SHORT EXERCISE> Count the lines in the data below where the string "Горького" occurs, please, and give the number alone.

DATA EXCERPTS>
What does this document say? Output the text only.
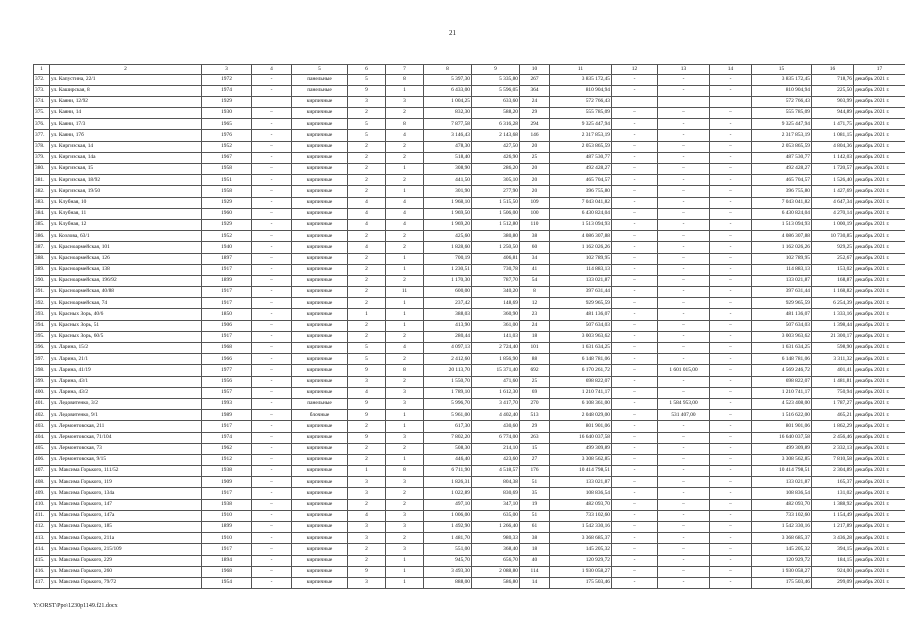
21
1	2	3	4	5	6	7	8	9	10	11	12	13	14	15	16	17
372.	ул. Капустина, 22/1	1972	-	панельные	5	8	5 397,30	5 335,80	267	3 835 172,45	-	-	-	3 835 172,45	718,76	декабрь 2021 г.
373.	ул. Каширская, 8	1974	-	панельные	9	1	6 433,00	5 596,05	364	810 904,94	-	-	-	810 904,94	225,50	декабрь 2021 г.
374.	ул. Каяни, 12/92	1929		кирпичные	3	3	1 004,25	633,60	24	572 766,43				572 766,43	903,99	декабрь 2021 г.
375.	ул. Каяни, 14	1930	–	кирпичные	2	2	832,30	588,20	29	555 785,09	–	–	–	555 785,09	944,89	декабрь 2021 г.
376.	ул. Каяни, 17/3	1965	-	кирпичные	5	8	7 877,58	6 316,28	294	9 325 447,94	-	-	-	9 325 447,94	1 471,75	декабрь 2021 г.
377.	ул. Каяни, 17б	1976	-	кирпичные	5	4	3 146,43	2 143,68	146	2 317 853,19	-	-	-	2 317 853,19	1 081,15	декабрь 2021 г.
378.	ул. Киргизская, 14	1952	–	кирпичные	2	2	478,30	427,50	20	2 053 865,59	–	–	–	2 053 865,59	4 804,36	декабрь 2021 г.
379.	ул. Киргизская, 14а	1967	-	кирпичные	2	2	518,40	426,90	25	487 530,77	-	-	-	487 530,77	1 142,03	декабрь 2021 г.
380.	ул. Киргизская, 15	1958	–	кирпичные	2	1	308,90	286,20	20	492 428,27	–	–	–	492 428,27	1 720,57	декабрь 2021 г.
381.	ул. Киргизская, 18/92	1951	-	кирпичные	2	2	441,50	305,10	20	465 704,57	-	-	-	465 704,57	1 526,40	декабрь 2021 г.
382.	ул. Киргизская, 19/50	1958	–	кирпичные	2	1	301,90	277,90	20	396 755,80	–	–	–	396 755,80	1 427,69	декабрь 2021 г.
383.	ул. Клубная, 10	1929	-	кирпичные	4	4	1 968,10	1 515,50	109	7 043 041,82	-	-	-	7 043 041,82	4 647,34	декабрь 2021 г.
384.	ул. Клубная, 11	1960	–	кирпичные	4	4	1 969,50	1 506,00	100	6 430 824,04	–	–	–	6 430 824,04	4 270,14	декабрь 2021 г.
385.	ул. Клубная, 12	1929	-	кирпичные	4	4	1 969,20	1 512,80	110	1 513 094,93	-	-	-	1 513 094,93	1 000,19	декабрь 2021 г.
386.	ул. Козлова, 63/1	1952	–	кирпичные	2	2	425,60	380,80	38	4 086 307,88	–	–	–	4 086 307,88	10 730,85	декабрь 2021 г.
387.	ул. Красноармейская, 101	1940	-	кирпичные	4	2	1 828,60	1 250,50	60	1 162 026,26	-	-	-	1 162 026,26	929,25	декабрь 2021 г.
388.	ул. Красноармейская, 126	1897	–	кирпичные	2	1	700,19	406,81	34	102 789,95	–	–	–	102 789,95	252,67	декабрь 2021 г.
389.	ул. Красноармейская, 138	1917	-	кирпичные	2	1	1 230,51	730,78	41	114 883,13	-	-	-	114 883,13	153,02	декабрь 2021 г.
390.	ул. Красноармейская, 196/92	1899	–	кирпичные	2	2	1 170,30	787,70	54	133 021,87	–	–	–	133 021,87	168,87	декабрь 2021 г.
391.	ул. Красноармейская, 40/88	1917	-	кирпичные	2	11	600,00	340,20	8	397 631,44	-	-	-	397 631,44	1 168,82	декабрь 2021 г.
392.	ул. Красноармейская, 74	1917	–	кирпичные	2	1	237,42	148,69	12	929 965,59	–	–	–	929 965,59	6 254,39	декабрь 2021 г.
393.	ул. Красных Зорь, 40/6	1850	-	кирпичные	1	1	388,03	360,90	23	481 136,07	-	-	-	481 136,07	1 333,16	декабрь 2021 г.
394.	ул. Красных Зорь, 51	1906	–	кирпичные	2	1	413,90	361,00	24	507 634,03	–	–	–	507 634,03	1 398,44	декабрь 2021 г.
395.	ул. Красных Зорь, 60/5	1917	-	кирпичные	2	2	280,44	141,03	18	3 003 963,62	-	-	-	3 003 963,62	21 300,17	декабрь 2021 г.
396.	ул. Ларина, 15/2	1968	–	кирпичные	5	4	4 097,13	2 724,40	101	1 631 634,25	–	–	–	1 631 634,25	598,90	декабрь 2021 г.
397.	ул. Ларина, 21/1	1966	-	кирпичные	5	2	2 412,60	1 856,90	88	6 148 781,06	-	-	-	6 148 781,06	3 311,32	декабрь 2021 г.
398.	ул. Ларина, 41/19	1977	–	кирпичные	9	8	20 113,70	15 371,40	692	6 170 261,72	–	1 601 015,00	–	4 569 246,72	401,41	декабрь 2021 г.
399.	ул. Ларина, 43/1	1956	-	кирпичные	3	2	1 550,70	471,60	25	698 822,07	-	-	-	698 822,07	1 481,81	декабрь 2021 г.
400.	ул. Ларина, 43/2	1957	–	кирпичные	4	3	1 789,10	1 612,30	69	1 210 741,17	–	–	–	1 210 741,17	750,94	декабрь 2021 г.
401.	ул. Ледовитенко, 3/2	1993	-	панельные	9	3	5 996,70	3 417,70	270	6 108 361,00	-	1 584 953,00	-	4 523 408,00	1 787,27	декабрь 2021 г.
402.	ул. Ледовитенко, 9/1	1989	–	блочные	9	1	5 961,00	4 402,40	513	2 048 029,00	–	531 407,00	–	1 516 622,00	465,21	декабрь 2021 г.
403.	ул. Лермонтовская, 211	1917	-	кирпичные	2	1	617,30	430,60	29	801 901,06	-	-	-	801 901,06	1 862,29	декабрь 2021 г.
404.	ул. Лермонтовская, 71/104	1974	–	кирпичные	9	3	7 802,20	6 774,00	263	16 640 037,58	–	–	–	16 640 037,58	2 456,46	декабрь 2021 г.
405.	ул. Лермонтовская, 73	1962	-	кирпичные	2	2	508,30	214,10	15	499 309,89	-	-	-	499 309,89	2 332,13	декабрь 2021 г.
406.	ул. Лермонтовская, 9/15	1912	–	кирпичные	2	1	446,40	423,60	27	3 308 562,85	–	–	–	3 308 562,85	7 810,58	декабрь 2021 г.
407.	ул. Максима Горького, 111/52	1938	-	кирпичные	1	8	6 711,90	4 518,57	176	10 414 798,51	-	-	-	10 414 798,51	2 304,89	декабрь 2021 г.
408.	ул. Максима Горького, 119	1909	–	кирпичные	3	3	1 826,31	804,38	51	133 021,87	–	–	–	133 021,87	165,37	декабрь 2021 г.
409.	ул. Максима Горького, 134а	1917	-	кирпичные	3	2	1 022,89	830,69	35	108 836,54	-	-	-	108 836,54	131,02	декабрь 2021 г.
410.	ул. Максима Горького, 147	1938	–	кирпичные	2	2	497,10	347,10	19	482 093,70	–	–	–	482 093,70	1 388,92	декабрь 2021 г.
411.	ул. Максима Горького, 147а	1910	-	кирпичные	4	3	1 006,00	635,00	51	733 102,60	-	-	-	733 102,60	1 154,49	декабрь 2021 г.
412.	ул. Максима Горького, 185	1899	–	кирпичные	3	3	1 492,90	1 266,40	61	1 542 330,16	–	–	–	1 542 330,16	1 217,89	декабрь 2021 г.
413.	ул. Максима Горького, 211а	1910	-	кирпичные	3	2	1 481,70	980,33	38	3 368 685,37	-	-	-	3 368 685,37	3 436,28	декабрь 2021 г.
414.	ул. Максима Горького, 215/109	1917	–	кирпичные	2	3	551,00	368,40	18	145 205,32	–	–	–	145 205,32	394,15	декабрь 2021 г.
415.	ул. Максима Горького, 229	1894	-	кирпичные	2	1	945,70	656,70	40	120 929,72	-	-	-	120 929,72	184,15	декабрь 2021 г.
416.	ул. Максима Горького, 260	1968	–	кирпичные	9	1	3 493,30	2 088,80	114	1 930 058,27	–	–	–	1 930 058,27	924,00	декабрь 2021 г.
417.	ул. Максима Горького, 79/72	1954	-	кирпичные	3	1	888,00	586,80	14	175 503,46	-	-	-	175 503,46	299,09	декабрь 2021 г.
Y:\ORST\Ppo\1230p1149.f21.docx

EXERCISE OUTPUT> 11